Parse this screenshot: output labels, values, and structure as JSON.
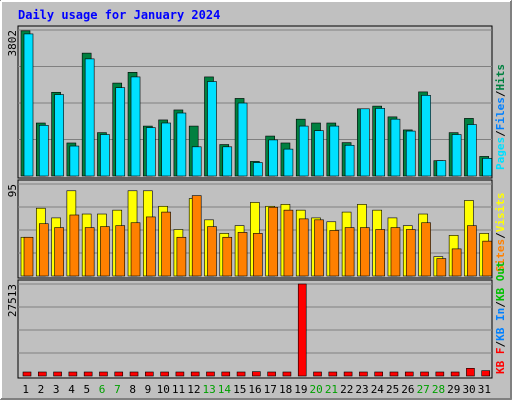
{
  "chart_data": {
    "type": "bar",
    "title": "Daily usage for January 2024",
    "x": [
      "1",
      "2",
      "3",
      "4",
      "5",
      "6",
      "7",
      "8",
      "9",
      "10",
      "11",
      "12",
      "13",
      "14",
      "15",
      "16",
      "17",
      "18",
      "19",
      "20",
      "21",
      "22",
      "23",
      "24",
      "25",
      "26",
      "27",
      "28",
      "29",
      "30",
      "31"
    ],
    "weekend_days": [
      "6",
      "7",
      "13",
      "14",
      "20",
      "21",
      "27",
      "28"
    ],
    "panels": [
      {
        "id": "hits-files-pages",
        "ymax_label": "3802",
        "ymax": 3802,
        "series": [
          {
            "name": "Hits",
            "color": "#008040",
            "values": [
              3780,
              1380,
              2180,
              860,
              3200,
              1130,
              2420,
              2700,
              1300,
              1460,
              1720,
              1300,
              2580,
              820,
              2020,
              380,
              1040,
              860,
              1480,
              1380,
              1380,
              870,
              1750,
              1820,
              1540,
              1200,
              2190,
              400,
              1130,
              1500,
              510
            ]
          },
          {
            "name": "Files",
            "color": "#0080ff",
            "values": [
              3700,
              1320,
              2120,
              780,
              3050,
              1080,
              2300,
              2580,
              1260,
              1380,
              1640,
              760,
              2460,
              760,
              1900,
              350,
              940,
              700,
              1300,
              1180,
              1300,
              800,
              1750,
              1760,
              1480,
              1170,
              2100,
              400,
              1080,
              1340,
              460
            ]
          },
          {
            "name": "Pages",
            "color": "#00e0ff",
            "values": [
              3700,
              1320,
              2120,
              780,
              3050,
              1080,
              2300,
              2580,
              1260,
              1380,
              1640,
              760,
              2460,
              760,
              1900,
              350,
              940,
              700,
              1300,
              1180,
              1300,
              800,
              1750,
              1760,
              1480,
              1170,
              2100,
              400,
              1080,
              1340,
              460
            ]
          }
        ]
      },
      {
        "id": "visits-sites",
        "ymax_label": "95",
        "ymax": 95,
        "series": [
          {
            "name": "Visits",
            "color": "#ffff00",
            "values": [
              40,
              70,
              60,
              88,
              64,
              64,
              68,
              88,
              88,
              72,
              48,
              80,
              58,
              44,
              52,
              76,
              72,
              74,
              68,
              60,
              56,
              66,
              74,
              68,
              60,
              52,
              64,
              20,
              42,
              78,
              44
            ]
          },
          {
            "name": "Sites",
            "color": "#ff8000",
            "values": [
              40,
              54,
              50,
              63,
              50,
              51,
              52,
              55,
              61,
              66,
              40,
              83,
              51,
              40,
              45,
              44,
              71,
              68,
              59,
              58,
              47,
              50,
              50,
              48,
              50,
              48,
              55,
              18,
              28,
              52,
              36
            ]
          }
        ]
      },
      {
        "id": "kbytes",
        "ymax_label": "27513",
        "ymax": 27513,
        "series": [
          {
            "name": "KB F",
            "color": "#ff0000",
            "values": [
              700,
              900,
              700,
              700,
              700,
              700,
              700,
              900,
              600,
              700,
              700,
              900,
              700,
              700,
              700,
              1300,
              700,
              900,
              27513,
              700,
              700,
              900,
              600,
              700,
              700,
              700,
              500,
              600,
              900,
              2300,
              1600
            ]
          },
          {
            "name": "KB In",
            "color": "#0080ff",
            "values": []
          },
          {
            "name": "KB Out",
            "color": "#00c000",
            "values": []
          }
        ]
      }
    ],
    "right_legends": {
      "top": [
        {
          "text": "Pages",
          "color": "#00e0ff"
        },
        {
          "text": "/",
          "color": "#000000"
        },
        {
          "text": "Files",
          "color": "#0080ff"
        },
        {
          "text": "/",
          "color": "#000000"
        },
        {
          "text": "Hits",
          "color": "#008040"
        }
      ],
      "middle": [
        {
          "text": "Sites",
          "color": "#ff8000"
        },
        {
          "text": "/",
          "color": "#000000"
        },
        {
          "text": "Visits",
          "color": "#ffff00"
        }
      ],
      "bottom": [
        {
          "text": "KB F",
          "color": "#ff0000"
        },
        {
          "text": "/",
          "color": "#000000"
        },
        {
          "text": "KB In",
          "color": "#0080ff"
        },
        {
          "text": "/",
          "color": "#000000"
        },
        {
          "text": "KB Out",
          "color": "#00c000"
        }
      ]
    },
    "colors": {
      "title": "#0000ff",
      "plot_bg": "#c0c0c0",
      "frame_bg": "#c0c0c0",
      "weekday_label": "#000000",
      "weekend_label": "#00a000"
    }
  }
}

--------------------------------

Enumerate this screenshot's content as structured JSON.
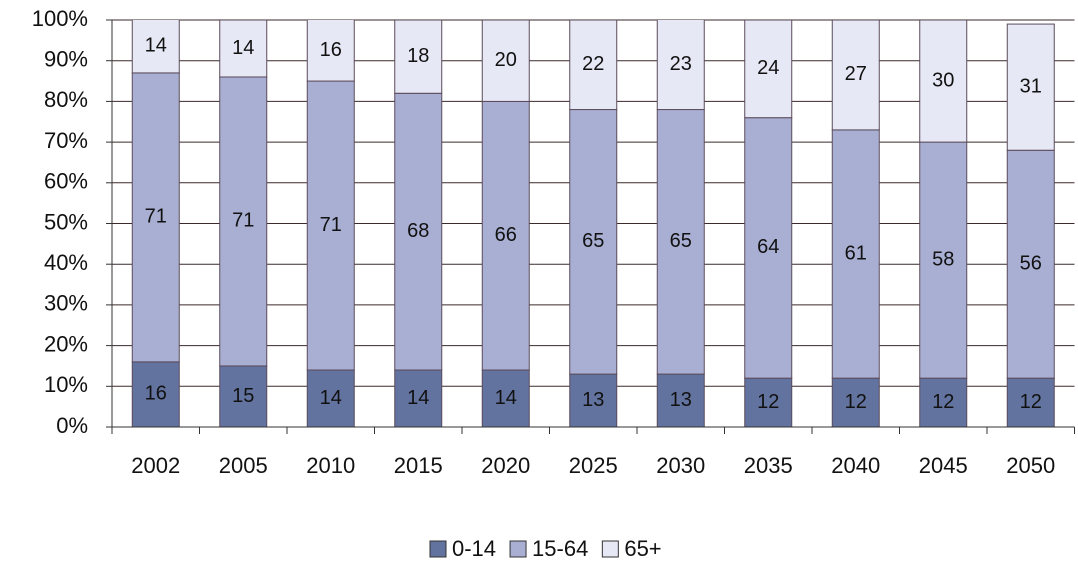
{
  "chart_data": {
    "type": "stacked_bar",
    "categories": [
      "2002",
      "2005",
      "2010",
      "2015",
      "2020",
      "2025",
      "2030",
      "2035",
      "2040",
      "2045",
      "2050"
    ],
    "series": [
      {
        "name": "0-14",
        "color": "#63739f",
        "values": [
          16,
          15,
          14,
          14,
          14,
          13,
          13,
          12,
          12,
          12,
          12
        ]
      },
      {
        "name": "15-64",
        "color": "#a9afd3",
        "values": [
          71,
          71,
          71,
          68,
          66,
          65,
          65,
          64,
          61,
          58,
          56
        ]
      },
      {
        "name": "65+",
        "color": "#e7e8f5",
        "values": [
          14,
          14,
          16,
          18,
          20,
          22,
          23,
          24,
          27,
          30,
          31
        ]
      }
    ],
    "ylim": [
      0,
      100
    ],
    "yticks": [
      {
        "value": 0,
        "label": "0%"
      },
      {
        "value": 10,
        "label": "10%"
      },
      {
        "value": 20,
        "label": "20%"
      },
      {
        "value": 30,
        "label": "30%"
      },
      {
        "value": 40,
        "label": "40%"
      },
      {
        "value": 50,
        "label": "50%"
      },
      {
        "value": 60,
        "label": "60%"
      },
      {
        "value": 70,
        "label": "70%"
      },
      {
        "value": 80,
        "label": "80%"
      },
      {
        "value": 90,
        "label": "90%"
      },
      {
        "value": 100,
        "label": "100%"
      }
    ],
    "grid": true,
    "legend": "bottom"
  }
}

--------------------------------

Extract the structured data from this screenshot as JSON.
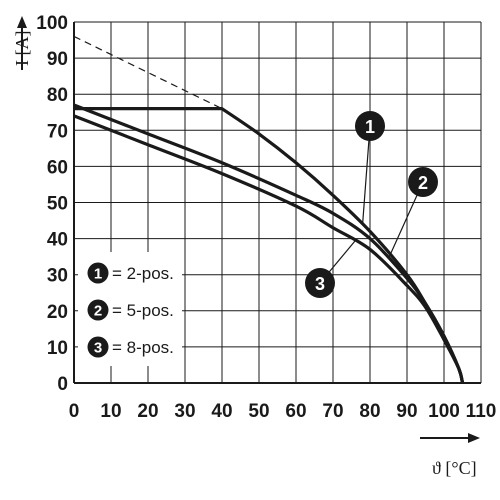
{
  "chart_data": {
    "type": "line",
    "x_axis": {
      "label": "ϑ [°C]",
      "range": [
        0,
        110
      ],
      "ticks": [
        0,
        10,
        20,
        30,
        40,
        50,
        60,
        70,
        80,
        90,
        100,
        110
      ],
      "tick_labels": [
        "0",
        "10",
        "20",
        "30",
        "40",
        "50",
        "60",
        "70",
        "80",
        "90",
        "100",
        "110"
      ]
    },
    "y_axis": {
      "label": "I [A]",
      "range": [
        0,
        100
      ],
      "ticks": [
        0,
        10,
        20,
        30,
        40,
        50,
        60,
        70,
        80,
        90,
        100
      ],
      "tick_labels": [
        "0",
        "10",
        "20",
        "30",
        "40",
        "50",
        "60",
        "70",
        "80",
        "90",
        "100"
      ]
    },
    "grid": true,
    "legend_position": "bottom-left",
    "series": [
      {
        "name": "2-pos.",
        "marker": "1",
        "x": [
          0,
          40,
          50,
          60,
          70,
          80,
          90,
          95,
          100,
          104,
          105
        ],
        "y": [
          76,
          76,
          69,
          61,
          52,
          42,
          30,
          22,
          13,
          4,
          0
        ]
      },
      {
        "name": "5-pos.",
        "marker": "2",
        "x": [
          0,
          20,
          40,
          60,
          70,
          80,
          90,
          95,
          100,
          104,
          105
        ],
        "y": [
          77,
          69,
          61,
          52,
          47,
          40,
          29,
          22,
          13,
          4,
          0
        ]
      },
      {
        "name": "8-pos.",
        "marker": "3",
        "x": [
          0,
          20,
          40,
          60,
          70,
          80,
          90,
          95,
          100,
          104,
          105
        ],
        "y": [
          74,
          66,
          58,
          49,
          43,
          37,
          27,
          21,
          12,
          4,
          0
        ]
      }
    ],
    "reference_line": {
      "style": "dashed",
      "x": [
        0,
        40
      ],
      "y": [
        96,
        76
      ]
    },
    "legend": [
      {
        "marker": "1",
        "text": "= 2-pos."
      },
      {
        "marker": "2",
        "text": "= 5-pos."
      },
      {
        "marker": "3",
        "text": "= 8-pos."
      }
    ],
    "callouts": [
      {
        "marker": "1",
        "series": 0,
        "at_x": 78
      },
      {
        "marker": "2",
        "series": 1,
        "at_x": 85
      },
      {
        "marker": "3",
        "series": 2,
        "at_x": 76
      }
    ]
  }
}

--------------------------------

[SHORT PROBLEM] Select every line where the word "bottom" occurs.

[RESPONSE FOR THIS EXERCISE]
      "bottom": [
    "legend": "bottom"
    "legend_position": "bottom-left",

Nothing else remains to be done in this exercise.